==== Material for the task ====

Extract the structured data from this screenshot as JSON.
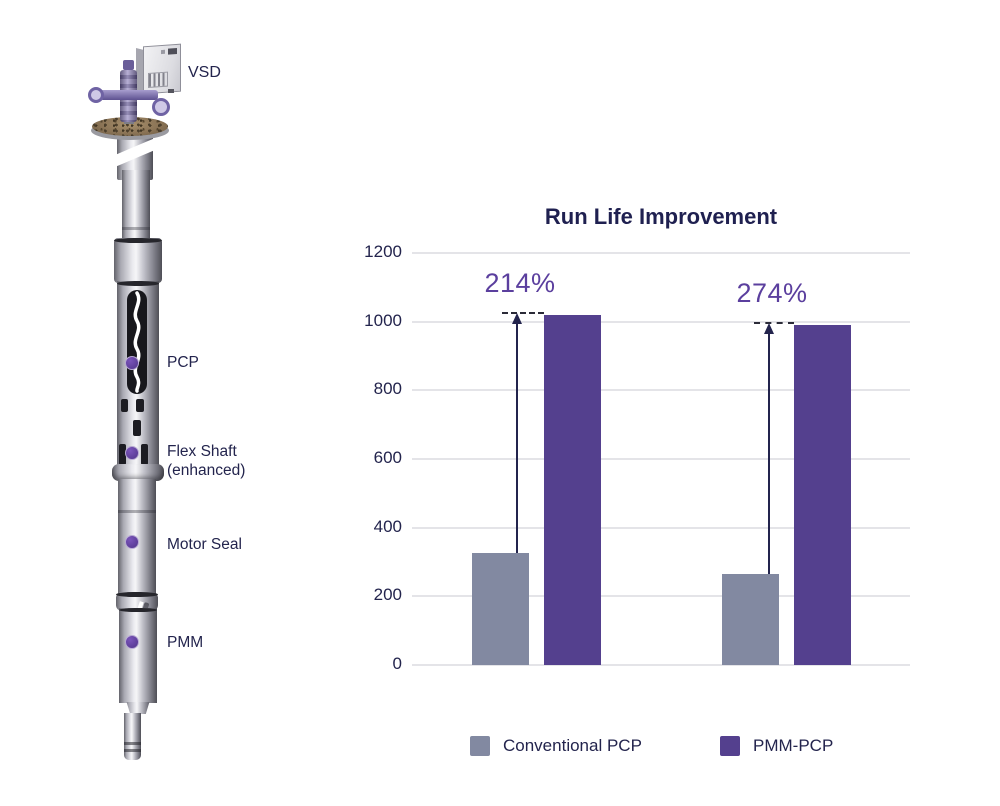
{
  "diagram": {
    "vsd_label": "VSD",
    "pcp_label": "PCP",
    "flex_shaft_label_line1": "Flex Shaft",
    "flex_shaft_label_line2": "(enhanced)",
    "motor_seal_label": "Motor Seal",
    "pmm_label": "PMM"
  },
  "colors": {
    "conventional_gray": "#8289a1",
    "pmm_purple": "#54408e",
    "annotation_purple": "#5b3f9e",
    "text_navy": "#23244d",
    "marker_purple": "#5e3a9e"
  },
  "chart_data": {
    "type": "bar",
    "title": "Run Life Improvement",
    "categories": [
      "",
      ""
    ],
    "series": [
      {
        "name": "Conventional PCP",
        "color": "#8289a1",
        "values": [
          325,
          265
        ]
      },
      {
        "name": "PMM-PCP",
        "color": "#54408e",
        "values": [
          1020,
          990
        ]
      }
    ],
    "annotations": [
      {
        "text": "214%",
        "group": 0
      },
      {
        "text": "274%",
        "group": 1
      }
    ],
    "xlabel": "",
    "ylabel": "",
    "ylim": [
      0,
      1200
    ],
    "yticks": [
      0,
      200,
      400,
      600,
      800,
      1000,
      1200
    ],
    "grid": true,
    "legend_position": "bottom"
  }
}
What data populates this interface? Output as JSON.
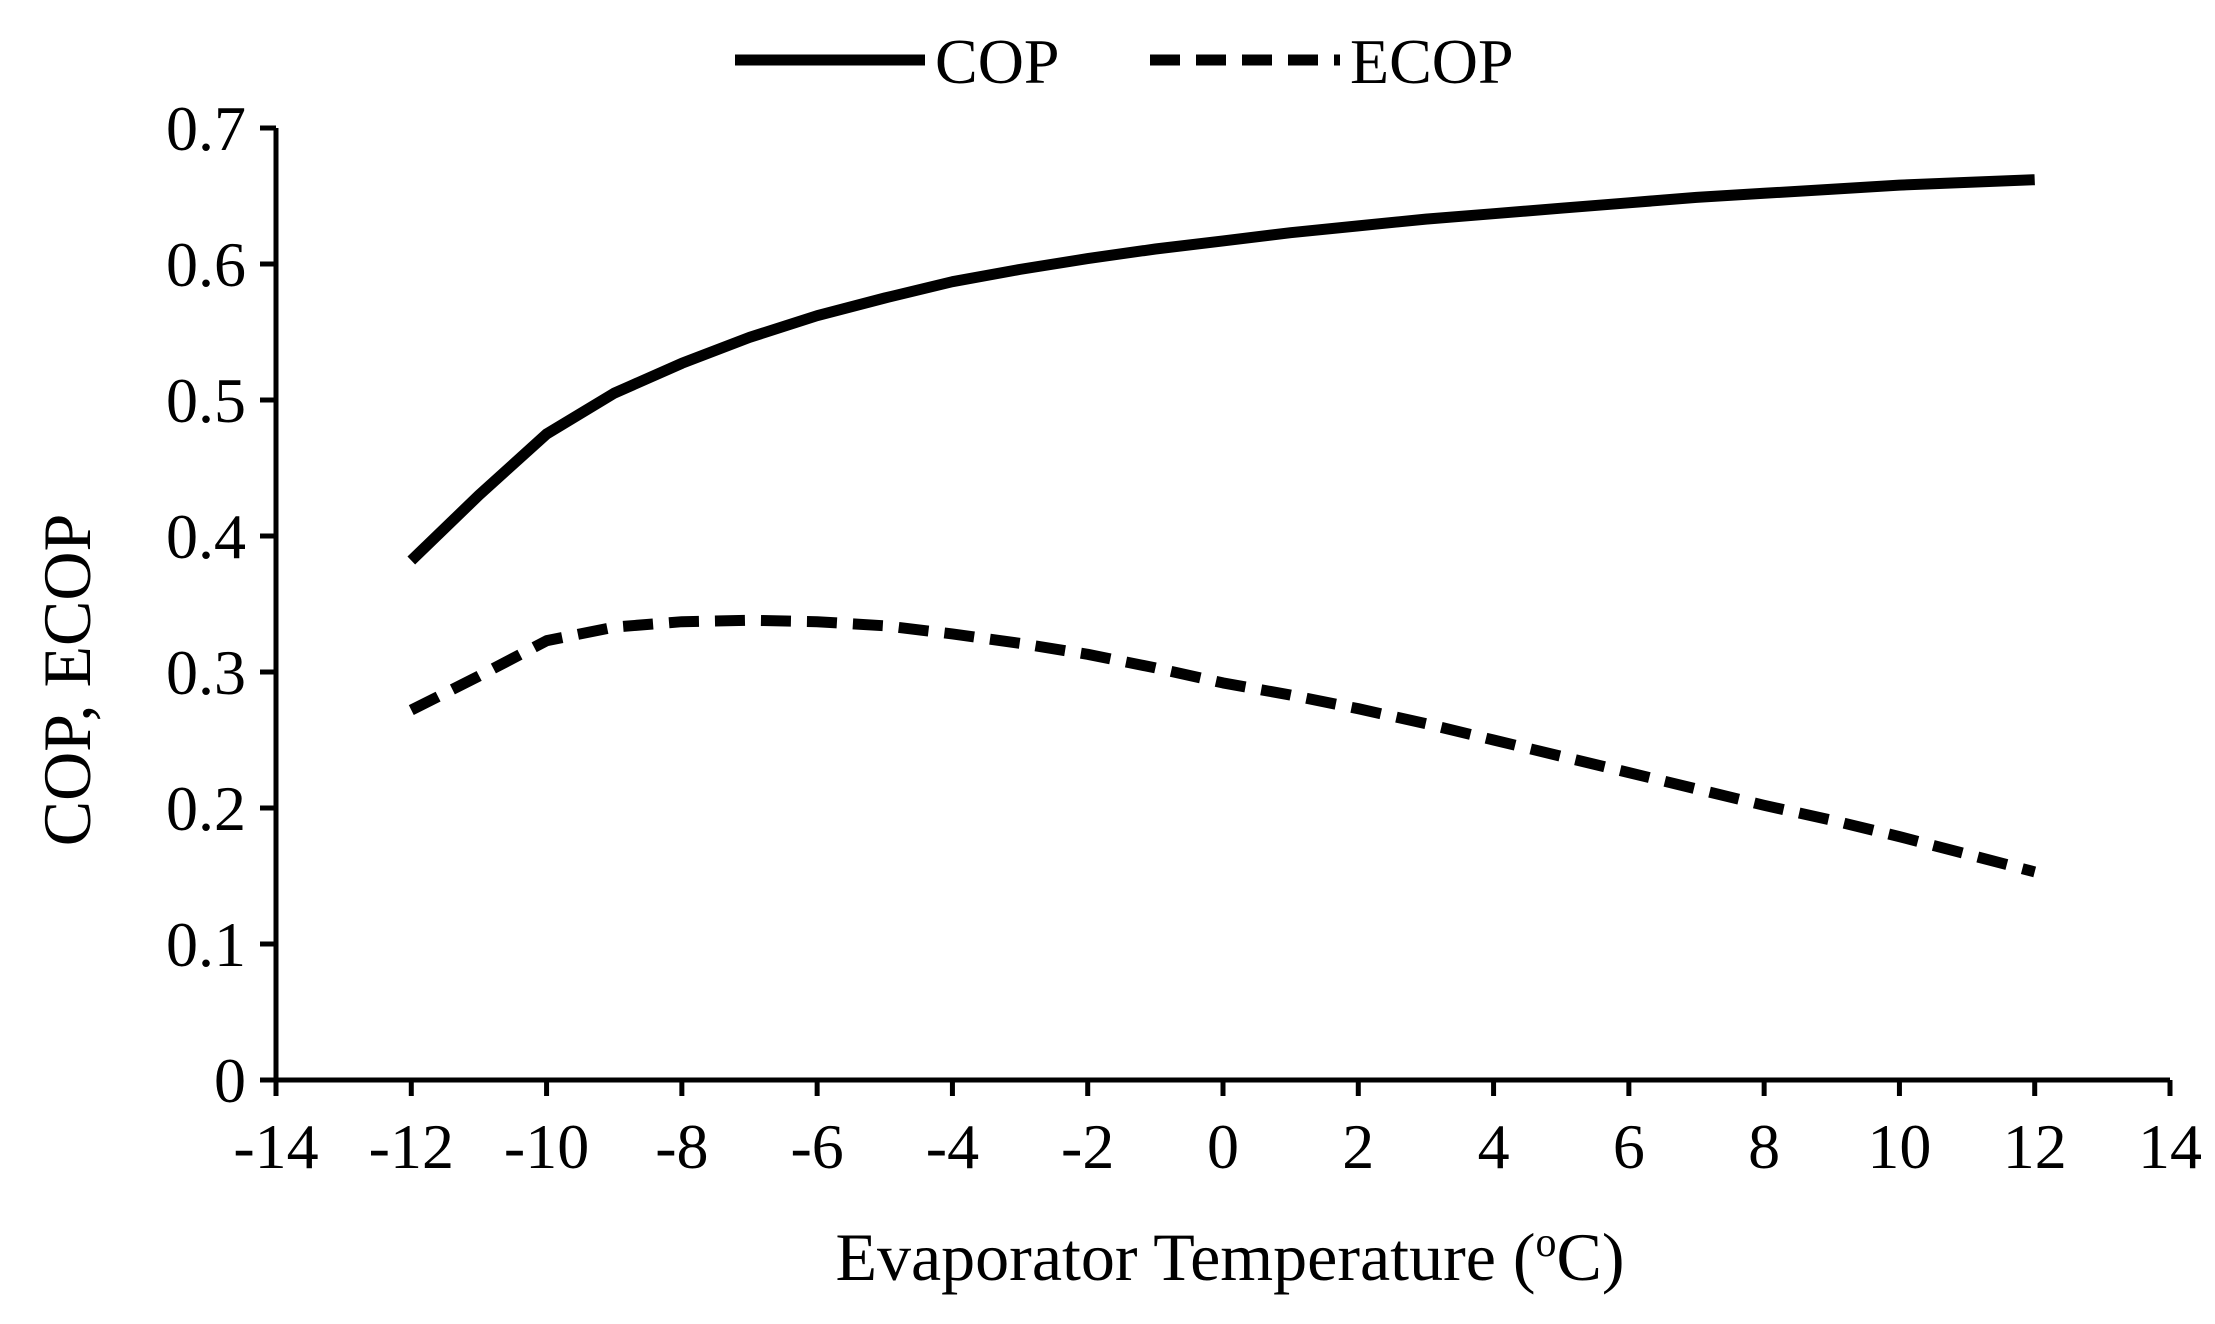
{
  "chart_data": {
    "type": "line",
    "title": "",
    "xlabel": "Evaporator Temperature (",
    "xlabel_sup": "o",
    "xlabel_tail": "C)",
    "ylabel": "COP, ECOP",
    "xlim": [
      -14,
      14
    ],
    "ylim": [
      0,
      0.7
    ],
    "x_ticks": [
      "-14",
      "-12",
      "-10",
      "-8",
      "-6",
      "-4",
      "-2",
      "0",
      "2",
      "4",
      "6",
      "8",
      "10",
      "12",
      "14"
    ],
    "y_ticks": [
      "0",
      "0.1",
      "0.2",
      "0.3",
      "0.4",
      "0.5",
      "0.6",
      "0.7"
    ],
    "grid": false,
    "legend_position": "top-center",
    "series": [
      {
        "name": "COP",
        "style": "solid",
        "color": "#000000",
        "x": [
          -12,
          -11,
          -10,
          -9,
          -8,
          -7,
          -6,
          -5,
          -4,
          -3,
          -2,
          -1,
          0,
          1,
          2,
          3,
          4,
          5,
          6,
          7,
          8,
          9,
          10,
          11,
          12
        ],
        "y": [
          0.382,
          0.43,
          0.475,
          0.505,
          0.527,
          0.546,
          0.562,
          0.575,
          0.587,
          0.596,
          0.604,
          0.611,
          0.617,
          0.623,
          0.628,
          0.633,
          0.637,
          0.641,
          0.645,
          0.649,
          0.652,
          0.655,
          0.658,
          0.66,
          0.662
        ]
      },
      {
        "name": "ECOP",
        "style": "dashed",
        "color": "#000000",
        "x": [
          -12,
          -11,
          -10,
          -9,
          -8,
          -7,
          -6,
          -5,
          -4,
          -3,
          -2,
          -1,
          0,
          1,
          2,
          3,
          4,
          5,
          6,
          7,
          8,
          9,
          10,
          11,
          12
        ],
        "y": [
          0.272,
          0.297,
          0.323,
          0.333,
          0.337,
          0.338,
          0.337,
          0.334,
          0.328,
          0.321,
          0.313,
          0.303,
          0.292,
          0.283,
          0.273,
          0.262,
          0.25,
          0.238,
          0.226,
          0.214,
          0.202,
          0.191,
          0.179,
          0.166,
          0.153
        ]
      }
    ]
  }
}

====

Extract the entries in full, exactly as they are, minus the pictures.

Extract the structured data from this screenshot as JSON.
{
  "diagram": {
    "vsd_label": "VSD",
    "pcp_label": "PCP",
    "flex_shaft_label_line1": "Flex Shaft",
    "flex_shaft_label_line2": "(enhanced)",
    "motor_seal_label": "Motor Seal",
    "pmm_label": "PMM"
  },
  "colors": {
    "conventional_gray": "#8289a1",
    "pmm_purple": "#54408e",
    "annotation_purple": "#5b3f9e",
    "text_navy": "#23244d",
    "marker_purple": "#5e3a9e"
  },
  "chart_data": {
    "type": "bar",
    "title": "Run Life Improvement",
    "categories": [
      "",
      ""
    ],
    "series": [
      {
        "name": "Conventional PCP",
        "color": "#8289a1",
        "values": [
          325,
          265
        ]
      },
      {
        "name": "PMM-PCP",
        "color": "#54408e",
        "values": [
          1020,
          990
        ]
      }
    ],
    "annotations": [
      {
        "text": "214%",
        "group": 0
      },
      {
        "text": "274%",
        "group": 1
      }
    ],
    "xlabel": "",
    "ylabel": "",
    "ylim": [
      0,
      1200
    ],
    "yticks": [
      0,
      200,
      400,
      600,
      800,
      1000,
      1200
    ],
    "grid": true,
    "legend_position": "bottom"
  }
}
What data populates this interface? Output as JSON.
{
  "chart_data": {
    "type": "line",
    "title": "",
    "xlabel": "Evaporator Temperature (",
    "xlabel_sup": "o",
    "xlabel_tail": "C)",
    "ylabel": "COP, ECOP",
    "xlim": [
      -14,
      14
    ],
    "ylim": [
      0,
      0.7
    ],
    "x_ticks": [
      "-14",
      "-12",
      "-10",
      "-8",
      "-6",
      "-4",
      "-2",
      "0",
      "2",
      "4",
      "6",
      "8",
      "10",
      "12",
      "14"
    ],
    "y_ticks": [
      "0",
      "0.1",
      "0.2",
      "0.3",
      "0.4",
      "0.5",
      "0.6",
      "0.7"
    ],
    "grid": false,
    "legend_position": "top-center",
    "series": [
      {
        "name": "COP",
        "style": "solid",
        "color": "#000000",
        "x": [
          -12,
          -11,
          -10,
          -9,
          -8,
          -7,
          -6,
          -5,
          -4,
          -3,
          -2,
          -1,
          0,
          1,
          2,
          3,
          4,
          5,
          6,
          7,
          8,
          9,
          10,
          11,
          12
        ],
        "y": [
          0.382,
          0.43,
          0.475,
          0.505,
          0.527,
          0.546,
          0.562,
          0.575,
          0.587,
          0.596,
          0.604,
          0.611,
          0.617,
          0.623,
          0.628,
          0.633,
          0.637,
          0.641,
          0.645,
          0.649,
          0.652,
          0.655,
          0.658,
          0.66,
          0.662
        ]
      },
      {
        "name": "ECOP",
        "style": "dashed",
        "color": "#000000",
        "x": [
          -12,
          -11,
          -10,
          -9,
          -8,
          -7,
          -6,
          -5,
          -4,
          -3,
          -2,
          -1,
          0,
          1,
          2,
          3,
          4,
          5,
          6,
          7,
          8,
          9,
          10,
          11,
          12
        ],
        "y": [
          0.272,
          0.297,
          0.323,
          0.333,
          0.337,
          0.338,
          0.337,
          0.334,
          0.328,
          0.321,
          0.313,
          0.303,
          0.292,
          0.283,
          0.273,
          0.262,
          0.25,
          0.238,
          0.226,
          0.214,
          0.202,
          0.191,
          0.179,
          0.166,
          0.153
        ]
      }
    ]
  }
}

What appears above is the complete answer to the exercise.